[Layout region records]
** begin **

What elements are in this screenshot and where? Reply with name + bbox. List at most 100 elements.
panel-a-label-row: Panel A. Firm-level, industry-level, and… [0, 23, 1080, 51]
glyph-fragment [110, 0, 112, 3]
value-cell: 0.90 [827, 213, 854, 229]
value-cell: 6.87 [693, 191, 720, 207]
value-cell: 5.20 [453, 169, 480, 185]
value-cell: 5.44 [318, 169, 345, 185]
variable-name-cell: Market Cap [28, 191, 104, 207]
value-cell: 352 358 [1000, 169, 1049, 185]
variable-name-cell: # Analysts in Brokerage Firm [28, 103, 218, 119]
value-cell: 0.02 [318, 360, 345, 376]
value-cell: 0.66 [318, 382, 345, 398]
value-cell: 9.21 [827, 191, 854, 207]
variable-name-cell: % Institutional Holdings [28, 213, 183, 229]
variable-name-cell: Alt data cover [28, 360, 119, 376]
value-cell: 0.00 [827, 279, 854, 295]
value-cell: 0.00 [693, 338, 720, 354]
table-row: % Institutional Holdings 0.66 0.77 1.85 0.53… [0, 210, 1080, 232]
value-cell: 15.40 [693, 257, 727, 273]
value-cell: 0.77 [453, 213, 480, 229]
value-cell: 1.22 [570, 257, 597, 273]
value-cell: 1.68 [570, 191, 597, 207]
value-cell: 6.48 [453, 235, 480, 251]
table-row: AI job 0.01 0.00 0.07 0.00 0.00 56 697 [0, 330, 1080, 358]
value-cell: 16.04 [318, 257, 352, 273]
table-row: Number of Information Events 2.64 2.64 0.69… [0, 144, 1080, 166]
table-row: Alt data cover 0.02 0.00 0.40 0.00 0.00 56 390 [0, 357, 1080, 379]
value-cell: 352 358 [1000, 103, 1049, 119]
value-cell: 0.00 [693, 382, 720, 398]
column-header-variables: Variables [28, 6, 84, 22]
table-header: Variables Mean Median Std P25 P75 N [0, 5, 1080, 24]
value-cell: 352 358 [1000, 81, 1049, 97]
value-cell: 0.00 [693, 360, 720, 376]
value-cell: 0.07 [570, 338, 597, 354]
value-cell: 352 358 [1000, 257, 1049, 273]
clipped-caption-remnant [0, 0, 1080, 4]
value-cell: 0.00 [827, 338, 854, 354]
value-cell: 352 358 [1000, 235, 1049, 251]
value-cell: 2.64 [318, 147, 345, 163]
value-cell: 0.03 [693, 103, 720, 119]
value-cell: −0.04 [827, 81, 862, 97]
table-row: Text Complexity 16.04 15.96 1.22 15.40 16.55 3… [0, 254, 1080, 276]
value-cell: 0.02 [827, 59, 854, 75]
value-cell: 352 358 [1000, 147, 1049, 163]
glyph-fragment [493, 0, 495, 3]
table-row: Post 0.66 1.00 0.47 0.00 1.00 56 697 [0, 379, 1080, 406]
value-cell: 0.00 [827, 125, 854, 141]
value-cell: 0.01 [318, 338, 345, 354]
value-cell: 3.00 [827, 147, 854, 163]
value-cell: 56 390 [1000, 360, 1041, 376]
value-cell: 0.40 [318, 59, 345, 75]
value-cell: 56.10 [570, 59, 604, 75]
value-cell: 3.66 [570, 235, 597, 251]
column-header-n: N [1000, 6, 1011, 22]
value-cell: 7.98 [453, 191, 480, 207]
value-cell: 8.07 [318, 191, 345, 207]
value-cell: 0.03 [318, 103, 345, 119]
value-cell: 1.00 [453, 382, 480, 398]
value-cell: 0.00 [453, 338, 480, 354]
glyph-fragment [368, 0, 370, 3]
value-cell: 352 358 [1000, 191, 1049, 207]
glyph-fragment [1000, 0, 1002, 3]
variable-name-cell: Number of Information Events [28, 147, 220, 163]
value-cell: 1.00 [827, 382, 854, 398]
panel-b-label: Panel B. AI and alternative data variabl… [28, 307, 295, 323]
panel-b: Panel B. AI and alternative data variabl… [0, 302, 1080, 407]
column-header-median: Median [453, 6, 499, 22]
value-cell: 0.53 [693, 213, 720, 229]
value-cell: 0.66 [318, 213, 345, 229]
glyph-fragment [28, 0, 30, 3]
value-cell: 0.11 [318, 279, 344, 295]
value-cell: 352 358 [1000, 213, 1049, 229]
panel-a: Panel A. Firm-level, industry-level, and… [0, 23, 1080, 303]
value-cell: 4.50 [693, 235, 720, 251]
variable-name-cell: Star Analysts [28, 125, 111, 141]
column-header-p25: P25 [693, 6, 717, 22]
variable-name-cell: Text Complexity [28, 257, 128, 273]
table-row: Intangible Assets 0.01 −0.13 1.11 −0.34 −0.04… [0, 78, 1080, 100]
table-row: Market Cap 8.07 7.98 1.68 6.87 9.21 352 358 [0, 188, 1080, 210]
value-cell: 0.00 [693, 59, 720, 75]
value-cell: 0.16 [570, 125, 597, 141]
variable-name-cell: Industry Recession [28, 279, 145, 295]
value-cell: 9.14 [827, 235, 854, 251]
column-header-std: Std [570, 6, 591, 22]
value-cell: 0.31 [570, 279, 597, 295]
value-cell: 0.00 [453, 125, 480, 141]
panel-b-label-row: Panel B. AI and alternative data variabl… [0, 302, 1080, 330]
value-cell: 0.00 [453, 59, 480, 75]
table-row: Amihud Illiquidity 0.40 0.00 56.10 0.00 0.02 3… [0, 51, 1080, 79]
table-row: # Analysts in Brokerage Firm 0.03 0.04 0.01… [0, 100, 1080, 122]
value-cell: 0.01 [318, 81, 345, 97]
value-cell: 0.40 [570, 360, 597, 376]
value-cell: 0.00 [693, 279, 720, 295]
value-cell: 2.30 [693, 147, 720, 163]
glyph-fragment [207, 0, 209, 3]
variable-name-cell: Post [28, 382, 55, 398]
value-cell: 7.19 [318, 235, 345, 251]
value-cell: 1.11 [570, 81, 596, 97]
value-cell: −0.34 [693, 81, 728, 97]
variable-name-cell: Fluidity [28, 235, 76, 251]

** end **

## TASK DESCRIPTION
Can you copy all of the data above line for line, with nothing changed?

## RESULT
What elements are in this screenshot and where? Reply with name + bbox. List at most 100 elements.
panel-a-label-row: Panel A. Firm-level, industry-level, and… [0, 23, 1080, 51]
glyph-fragment [110, 0, 112, 3]
value-cell: 0.90 [827, 213, 854, 229]
value-cell: 6.87 [693, 191, 720, 207]
value-cell: 5.20 [453, 169, 480, 185]
value-cell: 5.44 [318, 169, 345, 185]
variable-name-cell: Market Cap [28, 191, 104, 207]
value-cell: 352 358 [1000, 169, 1049, 185]
variable-name-cell: # Analysts in Brokerage Firm [28, 103, 218, 119]
value-cell: 0.02 [318, 360, 345, 376]
value-cell: 0.66 [318, 382, 345, 398]
value-cell: 9.21 [827, 191, 854, 207]
variable-name-cell: % Institutional Holdings [28, 213, 183, 229]
variable-name-cell: Alt data cover [28, 360, 119, 376]
value-cell: 0.00 [827, 279, 854, 295]
value-cell: 0.00 [693, 338, 720, 354]
table-row: % Institutional Holdings 0.66 0.77 1.85 0.53… [0, 210, 1080, 232]
value-cell: 15.40 [693, 257, 727, 273]
value-cell: 0.77 [453, 213, 480, 229]
value-cell: 1.22 [570, 257, 597, 273]
value-cell: 1.68 [570, 191, 597, 207]
value-cell: 6.48 [453, 235, 480, 251]
table-row: AI job 0.01 0.00 0.07 0.00 0.00 56 697 [0, 330, 1080, 358]
value-cell: 16.04 [318, 257, 352, 273]
table-row: Number of Information Events 2.64 2.64 0.69… [0, 144, 1080, 166]
table-row: Alt data cover 0.02 0.00 0.40 0.00 0.00 56 390 [0, 357, 1080, 379]
value-cell: 352 358 [1000, 103, 1049, 119]
value-cell: 0.00 [693, 382, 720, 398]
column-header-variables: Variables [28, 6, 84, 22]
table-header: Variables Mean Median Std P25 P75 N [0, 5, 1080, 24]
value-cell: 352 358 [1000, 81, 1049, 97]
value-cell: 0.00 [693, 360, 720, 376]
value-cell: 0.07 [570, 338, 597, 354]
value-cell: 352 358 [1000, 257, 1049, 273]
clipped-caption-remnant [0, 0, 1080, 4]
value-cell: 0.00 [827, 338, 854, 354]
value-cell: 352 358 [1000, 235, 1049, 251]
value-cell: 2.64 [318, 147, 345, 163]
value-cell: 0.03 [693, 103, 720, 119]
value-cell: −0.04 [827, 81, 862, 97]
table-row: Text Complexity 16.04 15.96 1.22 15.40 16.55 3… [0, 254, 1080, 276]
value-cell: 0.02 [827, 59, 854, 75]
value-cell: 352 358 [1000, 147, 1049, 163]
glyph-fragment [493, 0, 495, 3]
table-row: Post 0.66 1.00 0.47 0.00 1.00 56 697 [0, 379, 1080, 406]
value-cell: 0.00 [827, 125, 854, 141]
value-cell: 0.01 [318, 338, 345, 354]
value-cell: 3.00 [827, 147, 854, 163]
value-cell: 56 390 [1000, 360, 1041, 376]
value-cell: 0.40 [318, 59, 345, 75]
value-cell: 56.10 [570, 59, 604, 75]
value-cell: 3.66 [570, 235, 597, 251]
column-header-n: N [1000, 6, 1011, 22]
value-cell: 7.98 [453, 191, 480, 207]
value-cell: 8.07 [318, 191, 345, 207]
value-cell: 0.03 [318, 103, 345, 119]
value-cell: 1.00 [453, 382, 480, 398]
value-cell: 0.00 [453, 338, 480, 354]
glyph-fragment [368, 0, 370, 3]
value-cell: 352 358 [1000, 191, 1049, 207]
glyph-fragment [1000, 0, 1002, 3]
variable-name-cell: Number of Information Events [28, 147, 220, 163]
value-cell: 1.00 [827, 382, 854, 398]
panel-b-label: Panel B. AI and alternative data variabl… [28, 307, 295, 323]
panel-b: Panel B. AI and alternative data variabl… [0, 302, 1080, 407]
column-header-median: Median [453, 6, 499, 22]
value-cell: 0.53 [693, 213, 720, 229]
value-cell: 0.66 [318, 213, 345, 229]
glyph-fragment [28, 0, 30, 3]
value-cell: 0.11 [318, 279, 344, 295]
value-cell: 352 358 [1000, 213, 1049, 229]
panel-a: Panel A. Firm-level, industry-level, and… [0, 23, 1080, 303]
value-cell: 4.50 [693, 235, 720, 251]
variable-name-cell: Star Analysts [28, 125, 111, 141]
column-header-p25: P25 [693, 6, 717, 22]
variable-name-cell: Text Complexity [28, 257, 128, 273]
table-row: Intangible Assets 0.01 −0.13 1.11 −0.34 −0.04… [0, 78, 1080, 100]
table-row: Market Cap 8.07 7.98 1.68 6.87 9.21 352 358 [0, 188, 1080, 210]
value-cell: 0.00 [693, 59, 720, 75]
value-cell: 0.16 [570, 125, 597, 141]
variable-name-cell: Industry Recession [28, 279, 145, 295]
value-cell: 9.14 [827, 235, 854, 251]
column-header-std: Std [570, 6, 591, 22]
value-cell: 0.31 [570, 279, 597, 295]
value-cell: 0.00 [453, 125, 480, 141]
panel-b-label-row: Panel B. AI and alternative data variabl… [0, 302, 1080, 330]
value-cell: 0.00 [453, 59, 480, 75]
table-row: Amihud Illiquidity 0.40 0.00 56.10 0.00 0.02 3… [0, 51, 1080, 79]
table-row: # Analysts in Brokerage Firm 0.03 0.04 0.01… [0, 100, 1080, 122]
value-cell: 0.01 [318, 81, 345, 97]
value-cell: 0.40 [570, 360, 597, 376]
value-cell: 0.00 [693, 279, 720, 295]
value-cell: 2.30 [693, 147, 720, 163]
glyph-fragment [207, 0, 209, 3]
variable-name-cell: Post [28, 382, 55, 398]
value-cell: 7.19 [318, 235, 345, 251]
value-cell: 1.11 [570, 81, 596, 97]
value-cell: −0.34 [693, 81, 728, 97]
variable-name-cell: Fluidity [28, 235, 76, 251]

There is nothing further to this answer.